--- begin ---
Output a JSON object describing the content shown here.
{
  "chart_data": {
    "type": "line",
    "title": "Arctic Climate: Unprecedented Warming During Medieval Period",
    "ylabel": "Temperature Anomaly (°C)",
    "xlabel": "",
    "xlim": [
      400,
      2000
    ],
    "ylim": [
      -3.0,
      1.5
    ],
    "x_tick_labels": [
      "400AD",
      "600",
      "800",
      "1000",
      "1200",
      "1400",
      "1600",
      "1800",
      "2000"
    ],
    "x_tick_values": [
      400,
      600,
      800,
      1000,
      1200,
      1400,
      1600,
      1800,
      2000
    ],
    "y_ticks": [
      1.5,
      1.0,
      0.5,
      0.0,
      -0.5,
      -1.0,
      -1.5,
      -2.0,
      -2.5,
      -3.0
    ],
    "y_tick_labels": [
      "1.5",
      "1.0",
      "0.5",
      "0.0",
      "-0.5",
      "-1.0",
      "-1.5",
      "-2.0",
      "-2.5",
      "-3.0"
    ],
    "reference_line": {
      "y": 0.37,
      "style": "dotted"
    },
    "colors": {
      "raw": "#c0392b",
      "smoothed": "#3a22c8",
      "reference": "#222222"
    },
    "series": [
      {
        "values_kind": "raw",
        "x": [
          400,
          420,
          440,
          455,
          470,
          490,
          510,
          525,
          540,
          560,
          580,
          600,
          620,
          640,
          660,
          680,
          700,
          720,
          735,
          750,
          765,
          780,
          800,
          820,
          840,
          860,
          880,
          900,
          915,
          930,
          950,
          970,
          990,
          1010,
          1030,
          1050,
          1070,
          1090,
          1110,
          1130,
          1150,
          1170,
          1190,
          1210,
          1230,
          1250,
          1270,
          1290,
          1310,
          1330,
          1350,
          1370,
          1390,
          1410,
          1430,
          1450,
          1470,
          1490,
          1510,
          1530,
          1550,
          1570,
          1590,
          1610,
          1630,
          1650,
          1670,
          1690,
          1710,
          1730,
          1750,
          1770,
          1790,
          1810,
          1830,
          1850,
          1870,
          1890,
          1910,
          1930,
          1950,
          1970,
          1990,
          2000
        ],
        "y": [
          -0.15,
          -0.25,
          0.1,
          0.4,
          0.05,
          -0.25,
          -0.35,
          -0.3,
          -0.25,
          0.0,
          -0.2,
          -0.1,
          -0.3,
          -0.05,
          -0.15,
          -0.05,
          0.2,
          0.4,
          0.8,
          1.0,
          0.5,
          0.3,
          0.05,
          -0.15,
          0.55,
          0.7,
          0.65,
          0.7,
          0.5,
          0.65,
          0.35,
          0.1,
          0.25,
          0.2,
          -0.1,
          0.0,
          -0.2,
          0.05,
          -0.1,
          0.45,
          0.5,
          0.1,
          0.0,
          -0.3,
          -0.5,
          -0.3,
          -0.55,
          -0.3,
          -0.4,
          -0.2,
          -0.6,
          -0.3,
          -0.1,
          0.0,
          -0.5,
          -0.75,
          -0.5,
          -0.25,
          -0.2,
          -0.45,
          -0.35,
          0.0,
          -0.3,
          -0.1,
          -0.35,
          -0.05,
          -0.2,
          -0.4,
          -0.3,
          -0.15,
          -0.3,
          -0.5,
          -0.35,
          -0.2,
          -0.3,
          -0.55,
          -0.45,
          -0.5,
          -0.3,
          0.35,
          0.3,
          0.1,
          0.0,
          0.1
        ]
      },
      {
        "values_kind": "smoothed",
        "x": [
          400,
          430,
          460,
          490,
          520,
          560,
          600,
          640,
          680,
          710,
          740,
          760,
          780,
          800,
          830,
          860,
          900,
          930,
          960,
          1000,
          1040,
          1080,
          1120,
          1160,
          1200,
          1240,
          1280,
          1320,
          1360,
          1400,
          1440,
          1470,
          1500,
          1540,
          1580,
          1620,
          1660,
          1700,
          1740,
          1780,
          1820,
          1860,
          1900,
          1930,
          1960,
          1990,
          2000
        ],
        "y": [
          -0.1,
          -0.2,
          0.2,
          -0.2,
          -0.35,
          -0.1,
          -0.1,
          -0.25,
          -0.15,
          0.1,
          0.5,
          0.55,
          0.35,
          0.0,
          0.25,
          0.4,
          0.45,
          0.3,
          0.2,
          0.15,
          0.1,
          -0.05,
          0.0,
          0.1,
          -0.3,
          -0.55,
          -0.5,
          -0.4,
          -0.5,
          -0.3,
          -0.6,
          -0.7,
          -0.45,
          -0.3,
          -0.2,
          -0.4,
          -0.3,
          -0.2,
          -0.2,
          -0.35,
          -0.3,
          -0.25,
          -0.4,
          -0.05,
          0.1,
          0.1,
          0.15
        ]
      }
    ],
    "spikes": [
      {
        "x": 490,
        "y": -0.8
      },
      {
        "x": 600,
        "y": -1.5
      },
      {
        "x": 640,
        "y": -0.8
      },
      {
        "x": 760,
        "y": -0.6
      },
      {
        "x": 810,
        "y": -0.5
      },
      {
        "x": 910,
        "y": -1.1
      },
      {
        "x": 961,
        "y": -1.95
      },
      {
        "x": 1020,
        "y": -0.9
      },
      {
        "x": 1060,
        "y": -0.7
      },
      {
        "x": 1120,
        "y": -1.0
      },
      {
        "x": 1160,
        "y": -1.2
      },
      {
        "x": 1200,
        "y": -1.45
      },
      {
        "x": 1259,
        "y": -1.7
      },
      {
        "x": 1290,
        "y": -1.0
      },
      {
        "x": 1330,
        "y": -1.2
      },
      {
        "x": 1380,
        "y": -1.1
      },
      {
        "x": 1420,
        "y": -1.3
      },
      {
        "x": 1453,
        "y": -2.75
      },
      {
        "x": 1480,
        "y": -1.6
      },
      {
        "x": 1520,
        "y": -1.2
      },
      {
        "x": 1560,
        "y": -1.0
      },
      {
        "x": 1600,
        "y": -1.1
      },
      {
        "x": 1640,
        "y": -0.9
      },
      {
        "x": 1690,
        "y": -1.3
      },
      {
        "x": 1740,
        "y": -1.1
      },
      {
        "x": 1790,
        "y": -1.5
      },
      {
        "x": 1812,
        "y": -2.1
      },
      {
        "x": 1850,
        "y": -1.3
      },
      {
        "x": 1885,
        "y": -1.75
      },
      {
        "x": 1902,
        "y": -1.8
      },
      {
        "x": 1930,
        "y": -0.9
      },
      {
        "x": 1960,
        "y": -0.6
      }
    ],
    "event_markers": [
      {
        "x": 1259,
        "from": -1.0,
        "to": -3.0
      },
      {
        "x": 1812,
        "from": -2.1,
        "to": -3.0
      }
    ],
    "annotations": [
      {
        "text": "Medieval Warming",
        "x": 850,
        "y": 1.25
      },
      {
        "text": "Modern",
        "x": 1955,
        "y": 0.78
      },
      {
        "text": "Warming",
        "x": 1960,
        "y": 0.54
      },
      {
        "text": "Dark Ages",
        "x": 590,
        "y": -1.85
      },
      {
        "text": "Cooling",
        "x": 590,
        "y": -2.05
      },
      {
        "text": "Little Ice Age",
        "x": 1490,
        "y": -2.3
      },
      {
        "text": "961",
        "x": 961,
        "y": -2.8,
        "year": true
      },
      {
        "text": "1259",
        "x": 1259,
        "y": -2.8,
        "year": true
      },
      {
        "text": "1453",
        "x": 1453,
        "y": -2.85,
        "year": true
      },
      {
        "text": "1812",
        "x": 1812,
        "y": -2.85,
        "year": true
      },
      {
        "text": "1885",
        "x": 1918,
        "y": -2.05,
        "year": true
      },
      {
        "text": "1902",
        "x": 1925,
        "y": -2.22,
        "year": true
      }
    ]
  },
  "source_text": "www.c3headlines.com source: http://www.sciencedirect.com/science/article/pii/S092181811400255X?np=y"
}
--- end ---
All of the entries above must be quoted exactly.

• OUTPUT
Output a JSON object describing the content shown here.
{
  "chart_data": {
    "type": "line",
    "title": "Arctic Climate: Unprecedented Warming During Medieval Period",
    "ylabel": "Temperature Anomaly (°C)",
    "xlabel": "",
    "xlim": [
      400,
      2000
    ],
    "ylim": [
      -3.0,
      1.5
    ],
    "x_tick_labels": [
      "400AD",
      "600",
      "800",
      "1000",
      "1200",
      "1400",
      "1600",
      "1800",
      "2000"
    ],
    "x_tick_values": [
      400,
      600,
      800,
      1000,
      1200,
      1400,
      1600,
      1800,
      2000
    ],
    "y_ticks": [
      1.5,
      1.0,
      0.5,
      0.0,
      -0.5,
      -1.0,
      -1.5,
      -2.0,
      -2.5,
      -3.0
    ],
    "y_tick_labels": [
      "1.5",
      "1.0",
      "0.5",
      "0.0",
      "-0.5",
      "-1.0",
      "-1.5",
      "-2.0",
      "-2.5",
      "-3.0"
    ],
    "reference_line": {
      "y": 0.37,
      "style": "dotted"
    },
    "colors": {
      "raw": "#c0392b",
      "smoothed": "#3a22c8",
      "reference": "#222222"
    },
    "series": [
      {
        "values_kind": "raw",
        "x": [
          400,
          420,
          440,
          455,
          470,
          490,
          510,
          525,
          540,
          560,
          580,
          600,
          620,
          640,
          660,
          680,
          700,
          720,
          735,
          750,
          765,
          780,
          800,
          820,
          840,
          860,
          880,
          900,
          915,
          930,
          950,
          970,
          990,
          1010,
          1030,
          1050,
          1070,
          1090,
          1110,
          1130,
          1150,
          1170,
          1190,
          1210,
          1230,
          1250,
          1270,
          1290,
          1310,
          1330,
          1350,
          1370,
          1390,
          1410,
          1430,
          1450,
          1470,
          1490,
          1510,
          1530,
          1550,
          1570,
          1590,
          1610,
          1630,
          1650,
          1670,
          1690,
          1710,
          1730,
          1750,
          1770,
          1790,
          1810,
          1830,
          1850,
          1870,
          1890,
          1910,
          1930,
          1950,
          1970,
          1990,
          2000
        ],
        "y": [
          -0.15,
          -0.25,
          0.1,
          0.4,
          0.05,
          -0.25,
          -0.35,
          -0.3,
          -0.25,
          0.0,
          -0.2,
          -0.1,
          -0.3,
          -0.05,
          -0.15,
          -0.05,
          0.2,
          0.4,
          0.8,
          1.0,
          0.5,
          0.3,
          0.05,
          -0.15,
          0.55,
          0.7,
          0.65,
          0.7,
          0.5,
          0.65,
          0.35,
          0.1,
          0.25,
          0.2,
          -0.1,
          0.0,
          -0.2,
          0.05,
          -0.1,
          0.45,
          0.5,
          0.1,
          0.0,
          -0.3,
          -0.5,
          -0.3,
          -0.55,
          -0.3,
          -0.4,
          -0.2,
          -0.6,
          -0.3,
          -0.1,
          0.0,
          -0.5,
          -0.75,
          -0.5,
          -0.25,
          -0.2,
          -0.45,
          -0.35,
          0.0,
          -0.3,
          -0.1,
          -0.35,
          -0.05,
          -0.2,
          -0.4,
          -0.3,
          -0.15,
          -0.3,
          -0.5,
          -0.35,
          -0.2,
          -0.3,
          -0.55,
          -0.45,
          -0.5,
          -0.3,
          0.35,
          0.3,
          0.1,
          0.0,
          0.1
        ]
      },
      {
        "values_kind": "smoothed",
        "x": [
          400,
          430,
          460,
          490,
          520,
          560,
          600,
          640,
          680,
          710,
          740,
          760,
          780,
          800,
          830,
          860,
          900,
          930,
          960,
          1000,
          1040,
          1080,
          1120,
          1160,
          1200,
          1240,
          1280,
          1320,
          1360,
          1400,
          1440,
          1470,
          1500,
          1540,
          1580,
          1620,
          1660,
          1700,
          1740,
          1780,
          1820,
          1860,
          1900,
          1930,
          1960,
          1990,
          2000
        ],
        "y": [
          -0.1,
          -0.2,
          0.2,
          -0.2,
          -0.35,
          -0.1,
          -0.1,
          -0.25,
          -0.15,
          0.1,
          0.5,
          0.55,
          0.35,
          0.0,
          0.25,
          0.4,
          0.45,
          0.3,
          0.2,
          0.15,
          0.1,
          -0.05,
          0.0,
          0.1,
          -0.3,
          -0.55,
          -0.5,
          -0.4,
          -0.5,
          -0.3,
          -0.6,
          -0.7,
          -0.45,
          -0.3,
          -0.2,
          -0.4,
          -0.3,
          -0.2,
          -0.2,
          -0.35,
          -0.3,
          -0.25,
          -0.4,
          -0.05,
          0.1,
          0.1,
          0.15
        ]
      }
    ],
    "spikes": [
      {
        "x": 490,
        "y": -0.8
      },
      {
        "x": 600,
        "y": -1.5
      },
      {
        "x": 640,
        "y": -0.8
      },
      {
        "x": 760,
        "y": -0.6
      },
      {
        "x": 810,
        "y": -0.5
      },
      {
        "x": 910,
        "y": -1.1
      },
      {
        "x": 961,
        "y": -1.95
      },
      {
        "x": 1020,
        "y": -0.9
      },
      {
        "x": 1060,
        "y": -0.7
      },
      {
        "x": 1120,
        "y": -1.0
      },
      {
        "x": 1160,
        "y": -1.2
      },
      {
        "x": 1200,
        "y": -1.45
      },
      {
        "x": 1259,
        "y": -1.7
      },
      {
        "x": 1290,
        "y": -1.0
      },
      {
        "x": 1330,
        "y": -1.2
      },
      {
        "x": 1380,
        "y": -1.1
      },
      {
        "x": 1420,
        "y": -1.3
      },
      {
        "x": 1453,
        "y": -2.75
      },
      {
        "x": 1480,
        "y": -1.6
      },
      {
        "x": 1520,
        "y": -1.2
      },
      {
        "x": 1560,
        "y": -1.0
      },
      {
        "x": 1600,
        "y": -1.1
      },
      {
        "x": 1640,
        "y": -0.9
      },
      {
        "x": 1690,
        "y": -1.3
      },
      {
        "x": 1740,
        "y": -1.1
      },
      {
        "x": 1790,
        "y": -1.5
      },
      {
        "x": 1812,
        "y": -2.1
      },
      {
        "x": 1850,
        "y": -1.3
      },
      {
        "x": 1885,
        "y": -1.75
      },
      {
        "x": 1902,
        "y": -1.8
      },
      {
        "x": 1930,
        "y": -0.9
      },
      {
        "x": 1960,
        "y": -0.6
      }
    ],
    "event_markers": [
      {
        "x": 1259,
        "from": -1.0,
        "to": -3.0
      },
      {
        "x": 1812,
        "from": -2.1,
        "to": -3.0
      }
    ],
    "annotations": [
      {
        "text": "Medieval Warming",
        "x": 850,
        "y": 1.25
      },
      {
        "text": "Modern",
        "x": 1955,
        "y": 0.78
      },
      {
        "text": "Warming",
        "x": 1960,
        "y": 0.54
      },
      {
        "text": "Dark Ages",
        "x": 590,
        "y": -1.85
      },
      {
        "text": "Cooling",
        "x": 590,
        "y": -2.05
      },
      {
        "text": "Little Ice Age",
        "x": 1490,
        "y": -2.3
      },
      {
        "text": "961",
        "x": 961,
        "y": -2.8,
        "year": true
      },
      {
        "text": "1259",
        "x": 1259,
        "y": -2.8,
        "year": true
      },
      {
        "text": "1453",
        "x": 1453,
        "y": -2.85,
        "year": true
      },
      {
        "text": "1812",
        "x": 1812,
        "y": -2.85,
        "year": true
      },
      {
        "text": "1885",
        "x": 1918,
        "y": -2.05,
        "year": true
      },
      {
        "text": "1902",
        "x": 1925,
        "y": -2.22,
        "year": true
      }
    ]
  },
  "source_text": "www.c3headlines.com source: http://www.sciencedirect.com/science/article/pii/S092181811400255X?np=y"
}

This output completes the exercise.